SET EXERCISE:
Below are records; extract exactly the lines from the one containing "Type out the text in this image." through the last, both included, and keep the pictures out.

MATERIAL PROVIDED:
>>>>

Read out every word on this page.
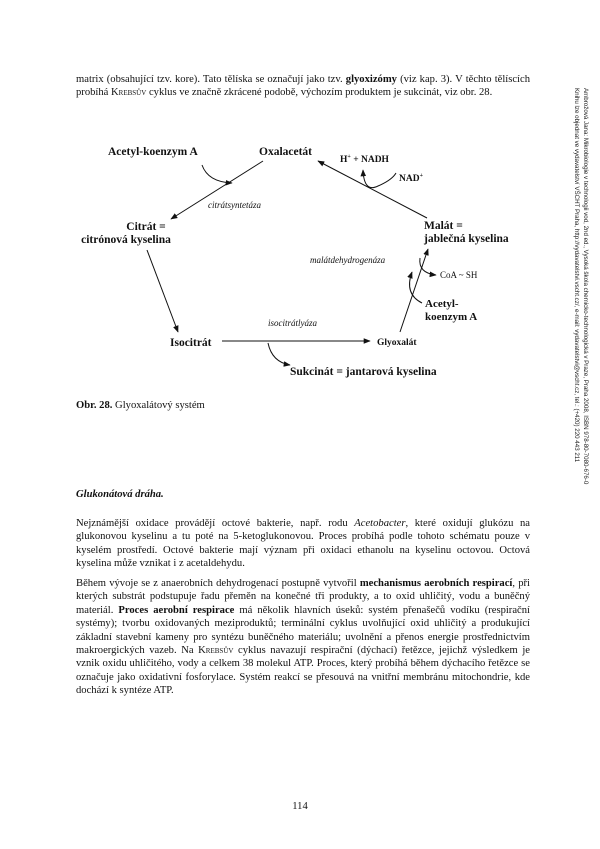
matrix (obsahující tzv. kore). Tato tělíska se označují jako tzv. glyoxizómy (viz kap. 3). V těchto tělíscích probíhá Krebsův cyklus ve značně zkrácené podobě, výchozím produktem je sukcinát, viz obr. 28.

Acetyl-koenzym A	Oxalacetát
H+ + NADH
NAD+
Citrát =
citrónová kyselina
citrátsyntetáza
Malát =
jablečná kyselina
malátdehydrogenáza
CoA ~ SH
Acetyl-
koenzym A
isocitrátlyáza
Isocitrát	Glyoxalát
Sukcinát = jantarová kyselina

Obr. 28. Glyoxalátový systém

Glukonátová dráha.

Nejznámější oxidace provádějí octové bakterie, např. rodu Acetobacter, které oxidují glukózu na glukonovou kyselinu a tu poté na 5-ketoglukonovou. Proces probíhá podle tohoto schématu pouze v kyselém prostředí. Octové bakterie mají význam při oxidaci ethanolu na kyselinu octovou. Octová kyselina může vznikat i z acetaldehydu.

Během vývoje se z anaerobních dehydrogenací postupně vytvořil mechanismus aerobních respirací, při kterých substrát podstupuje řadu přeměn na konečné tři produkty, a to oxid uhličitý, vodu a buněčný materiál. Proces aerobní respirace má několik hlavních úseků: systém přenašečů vodíku (respirační systémy); tvorbu oxidovaných meziproduktů; terminální cyklus uvolňující oxid uhličitý a produkující základní stavební kameny pro syntézu buněčného materiálu; uvolnění a přenos energie prostřednictvím makroergických vazeb. Na Krebsův cyklus navazují respirační (dýchací) řetězce, jejichž výsledkem je vznik oxidu uhličitého, vody a celkem 38 molekul ATP. Proces, který probíhá během dýchacího řetězce se označuje jako oxidativní fosforylace. Systém reakcí se přesouvá na vnitřní membránu mitochondrie, kde dochází k syntéze ATP.

114
Ambrožová Jana: Mikrobiologie v technologii vod, 2nd ed., Vysoká škola chemicko-technologická v Praze, Praha 2008, ISBN 978-80-7080-676-0
Knihu lze objednat ve vydavatelství VŠCHT Praha, http://vydavatelstvi.vscht.cz/, e-mail: vydavatelstvi@vscht.cz, tel.: (+420) 220 443 211
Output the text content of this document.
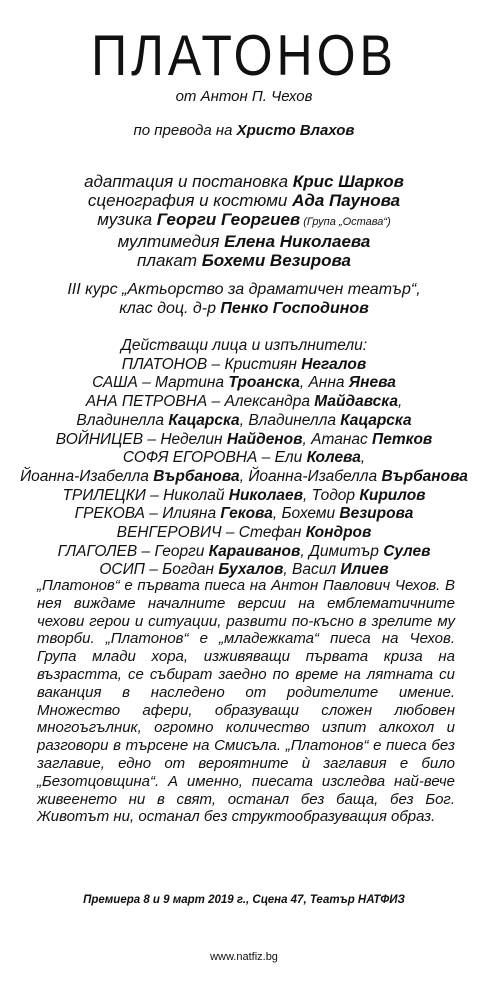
ПЛАТОНОВ
от Антон П. Чехов
по превода на Христо Влахов
адаптация и постановка Крис Шарков
сценография и костюми Ада Паунова
музика Георги Георгиев (Група „Остава“)
мултимедия Елена Николаева
плакат Бохеми Везирова
III курс „Актьорство за драматичен театър“,
клас доц. д-р Пенко Господинов
Действащи лица и изпълнители:
ПЛАТОНОВ – Кристиян Негалов
САША – Мартина Троанска, Анна Янева
АНА ПЕТРОВНА – Александра Майдавска,
Владинелла Кацарска, Владинелла Кацарска
ВОЙНИЦЕВ – Неделин Найденов, Атанас Петков
СОФЯ ЕГОРОВНА – Ели Колева,
Йоанна-Изабелла Върбанова, Йоанна-Изабелла Върбанова
ТРИЛЕЦКИ – Николай Николаев, Тодор Кирилов
ГРЕКОВА – Илияна Гекова, Бохеми Везирова
ВЕНГЕРОВИЧ – Стефан Кондров
ГЛАГОЛЕВ – Георги Караиванов, Димитър Сулев
ОСИП – Богдан Бухалов, Васил Илиев
„Платонов“ е първата пиеса на Антон Павлович Чехов. В нея виждаме началните версии на емблематичните чехови герои и ситуации, развити по-късно в зрелите му творби. „Платонов“ е „младежката“ пиеса на Чехов. Група млади хора, изживяващи първата криза на възрастта, се събират заедно по време на лятната си ваканция в наследено от родителите имение. Множество афери, образуващи сложен любовен многоъгълник, огромно количество изпит алкохол и разговори в търсене на Смисъла. „Платонов“ е пиеса без заглавие, едно от вероятните ѝ заглавия е било „Безотцовщина“. А именно, пиесата изследва най-вече живеенето ни в свят, останал без баща, без Бог. Животът ни, останал без структообразуващия образ.
Премиера 8 и 9 март 2019 г., Сцена 47, Театър НАТФИЗ
www.natfiz.bg
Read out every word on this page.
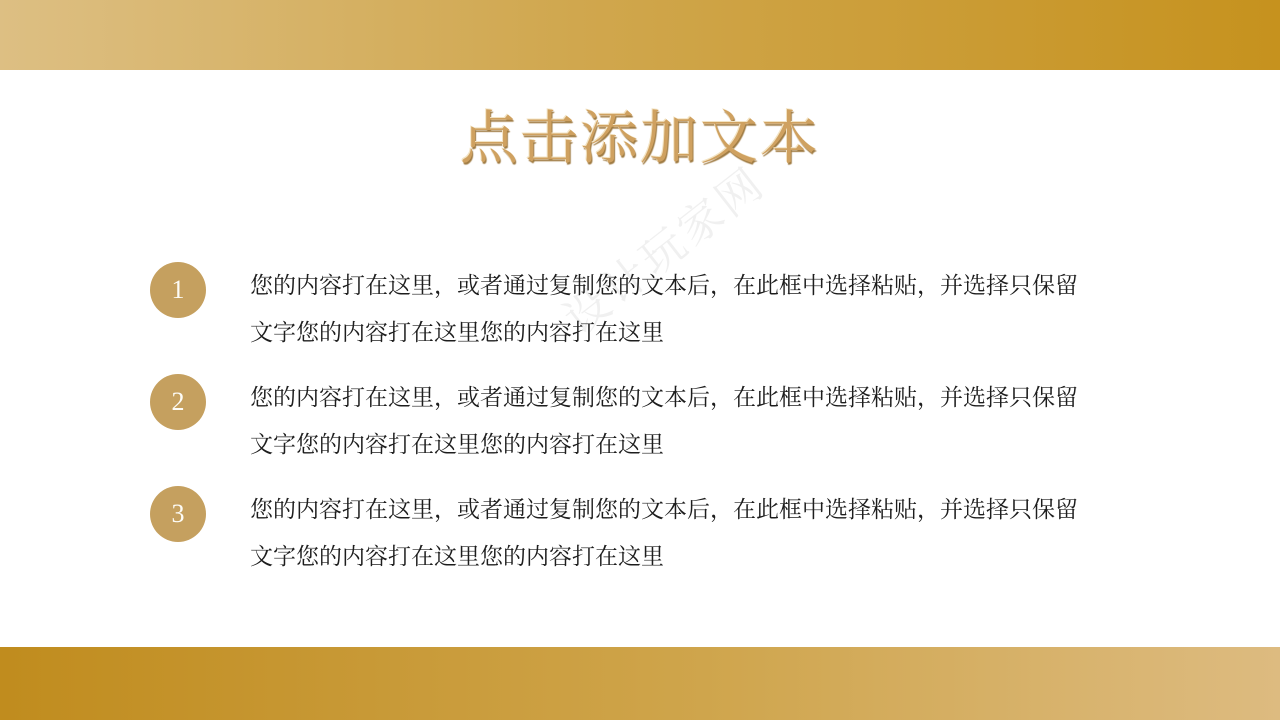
点击添加文本
设计玩家网
1	您的内容打在这里，或者通过复制您的文本后，在此框中选择粘贴，并选择只保留
文字您的内容打在这里您的内容打在这里
2	您的内容打在这里，或者通过复制您的文本后，在此框中选择粘贴，并选择只保留
文字您的内容打在这里您的内容打在这里
3	您的内容打在这里，或者通过复制您的文本后，在此框中选择粘贴，并选择只保留
文字您的内容打在这里您的内容打在这里
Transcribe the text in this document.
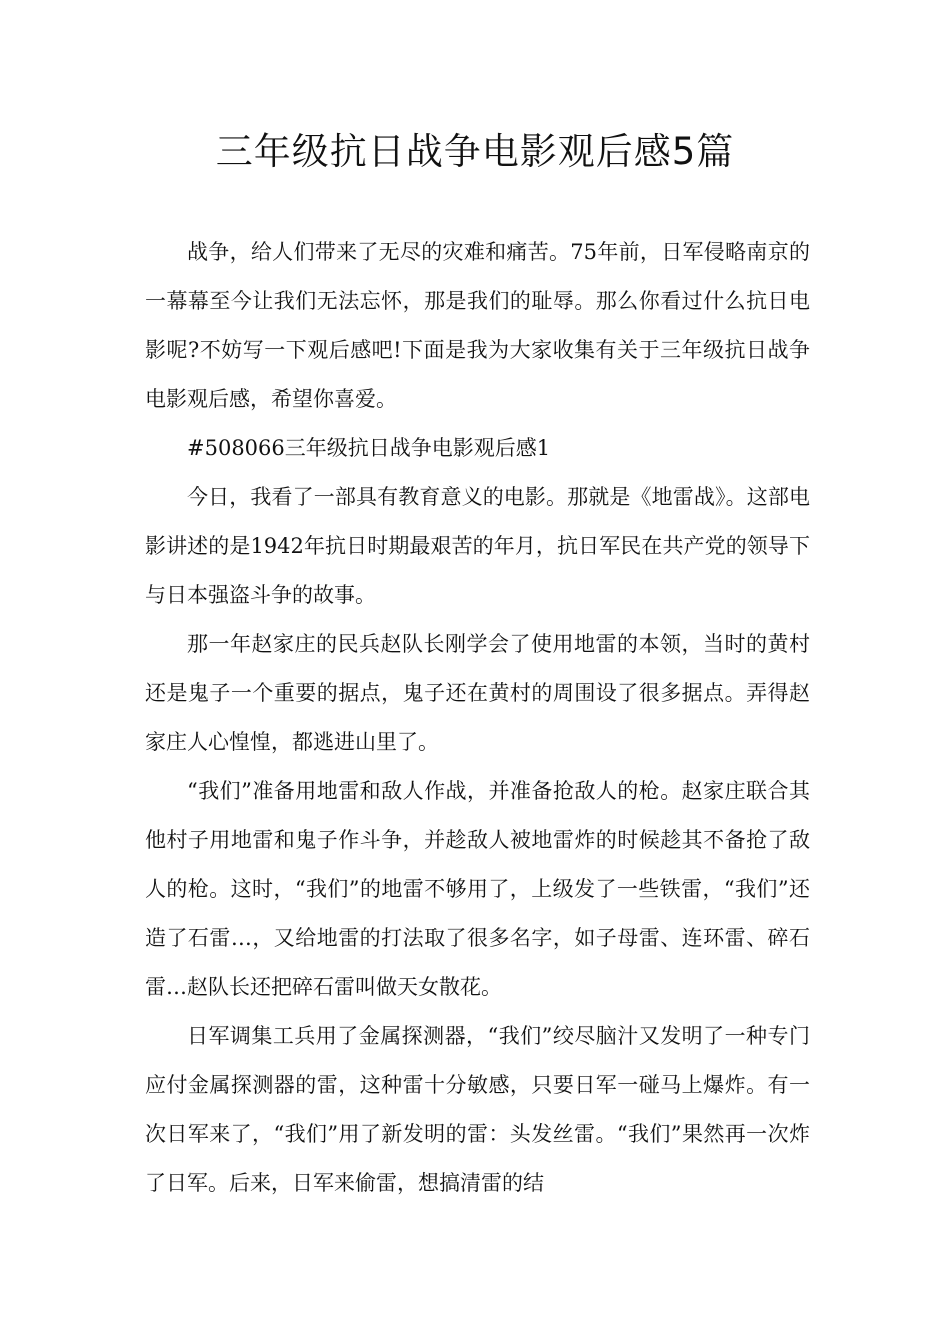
三年级抗日战争电影观后感5篇

战争，给人们带来了无尽的灾难和痛苦。75年前，日军侵略南京的一幕幕至今让我们无法忘怀，那是我们的耻辱。那么你看过什么抗日电影呢?不妨写一下观后感吧!下面是我为大家收集有关于三年级抗日战争电影观后感，希望你喜爱。

#508066三年级抗日战争电影观后感1

今日，我看了一部具有教育意义的电影。那就是《地雷战》。这部电影讲述的是1942年抗日时期最艰苦的年月，抗日军民在共产党的领导下与日本强盗斗争的故事。

那一年赵家庄的民兵赵队长刚学会了使用地雷的本领，当时的黄村还是鬼子一个重要的据点，鬼子还在黄村的周围设了很多据点。弄得赵家庄人心惶惶，都逃进山里了。

“我们”准备用地雷和敌人作战，并准备抢敌人的枪。赵家庄联合其他村子用地雷和鬼子作斗争，并趁敌人被地雷炸的时候趁其不备抢了敌人的枪。这时，“我们”的地雷不够用了，上级发了一些铁雷，“我们”还造了石雷…，又给地雷的打法取了很多名字，如子母雷、连环雷、碎石雷…赵队长还把碎石雷叫做天女散花。

日军调集工兵用了金属探测器，“我们”绞尽脑汁又发明了一种专门应付金属探测器的雷，这种雷十分敏感，只要日军一碰马上爆炸。有一次日军来了，“我们”用了新发明的雷：头发丝雷。“我们”果然再一次炸了日军。后来，日军来偷雷，想搞清雷的结
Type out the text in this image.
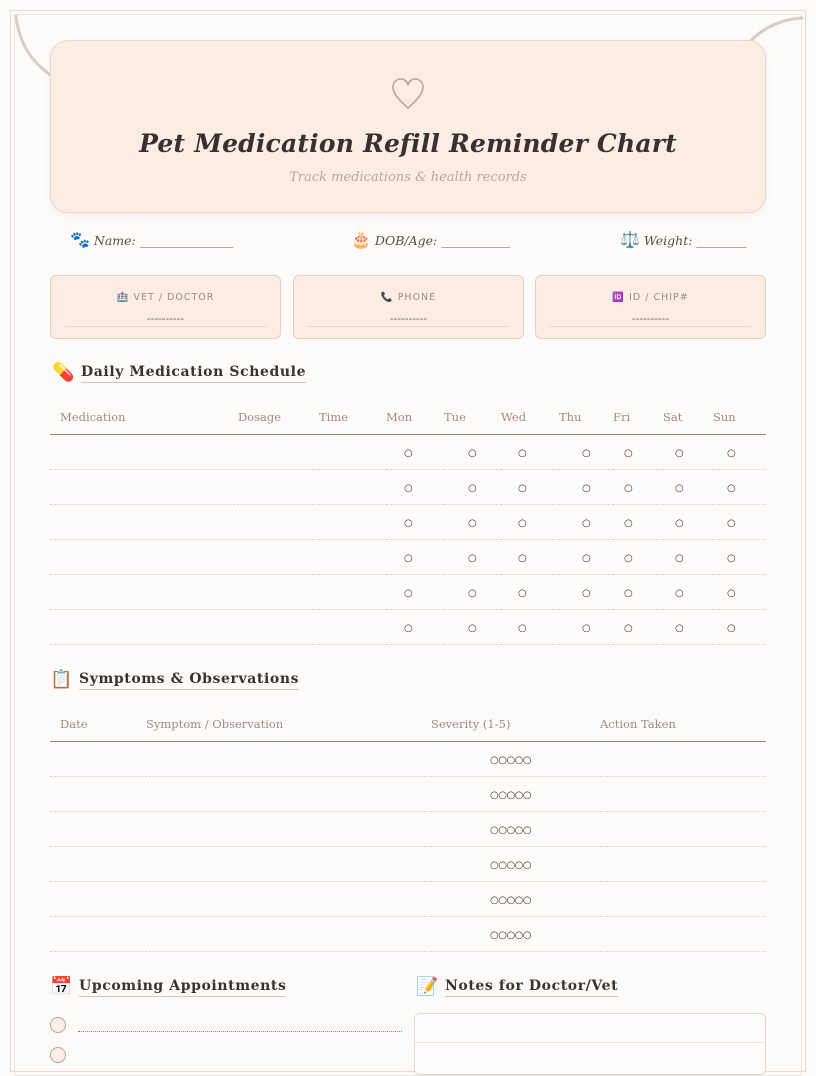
Pet Medication Refill Reminder Chart
Track medications & health records
🐾 Name: _______________	🎂 DOB/Age: ___________	⚖️ Weight: ________
🏥 VET / DOCTOR
----------
📞 PHONE
----------
🆔 ID / CHIP#
----------
💊 Daily Medication Schedule
Medication	Dosage	Time	Mon	Tue	Wed	Thu	Fri	Sat	Sun
			○	○	○	○	○	○	○
			○	○	○	○	○	○	○
			○	○	○	○	○	○	○
			○	○	○	○	○	○	○
			○	○	○	○	○	○	○
			○	○	○	○	○	○	○
📋 Symptoms & Observations
Date	Symptom / Observation	Severity (1-5)	Action Taken
		○○○○○	
		○○○○○	
		○○○○○	
		○○○○○	
		○○○○○	
		○○○○○	
📅 Upcoming Appointments	📝 Notes for Doctor/Vet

<<<<

ANSWER TO THE EXERCISE:
Type out the text in this image.
Pet Medication Refill Reminder Chart
Track medications & health records
🐾 Name: _______________	🎂 DOB/Age: ___________	⚖️ Weight: ________
🏥 VET / DOCTOR
----------
📞 PHONE
----------
🆔 ID / CHIP#
----------
💊 Daily Medication Schedule
Medication	Dosage	Time	Mon	Tue	Wed	Thu	Fri	Sat	Sun
			○	○	○	○	○	○	○
			○	○	○	○	○	○	○
			○	○	○	○	○	○	○
			○	○	○	○	○	○	○
			○	○	○	○	○	○	○
			○	○	○	○	○	○	○
📋 Symptoms & Observations
Date	Symptom / Observation	Severity (1-5)	Action Taken
		○○○○○	
		○○○○○	
		○○○○○	
		○○○○○	
		○○○○○	
		○○○○○	
📅 Upcoming Appointments	📝 Notes for Doctor/Vet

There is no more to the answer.